To be done
Write every entry out again exactly, please, and skip the pictures.

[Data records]
+ + +

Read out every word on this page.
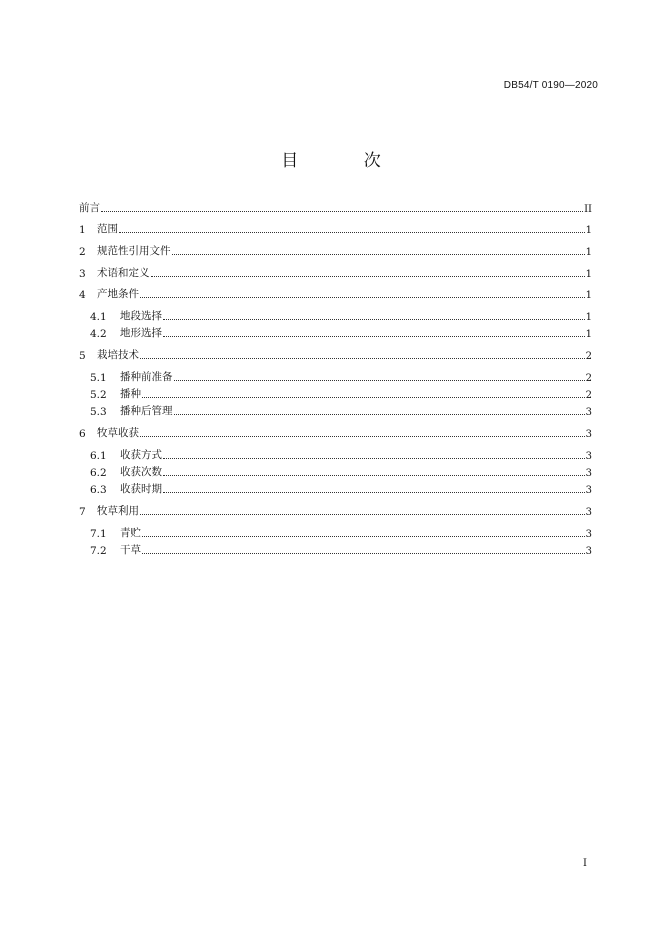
DB54/T 0190—2020
目 次
前言	II
1	范围	1
2	规范性引用文件	1
3	术语和定义	1
4	产地条件	1
4.1	地段选择	1
4.2	地形选择	1
5	栽培技术	2
5.1	播种前准备	2
5.2	播种	2
5.3	播种后管理	3
6	牧草收获	3
6.1	收获方式	3
6.2	收获次数	3
6.3	收获时期	3
7	牧草利用	3
7.1	青贮	3
7.2	干草	3
I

+ + +

Written response
Read out every word on this page.
DB54/T 0190—2020
目 次
前言	II
1	范围	1
2	规范性引用文件	1
3	术语和定义	1
4	产地条件	1
4.1	地段选择	1
4.2	地形选择	1
5	栽培技术	2
5.1	播种前准备	2
5.2	播种	2
5.3	播种后管理	3
6	牧草收获	3
6.1	收获方式	3
6.2	收获次数	3
6.3	收获时期	3
7	牧草利用	3
7.1	青贮	3
7.2	干草	3
I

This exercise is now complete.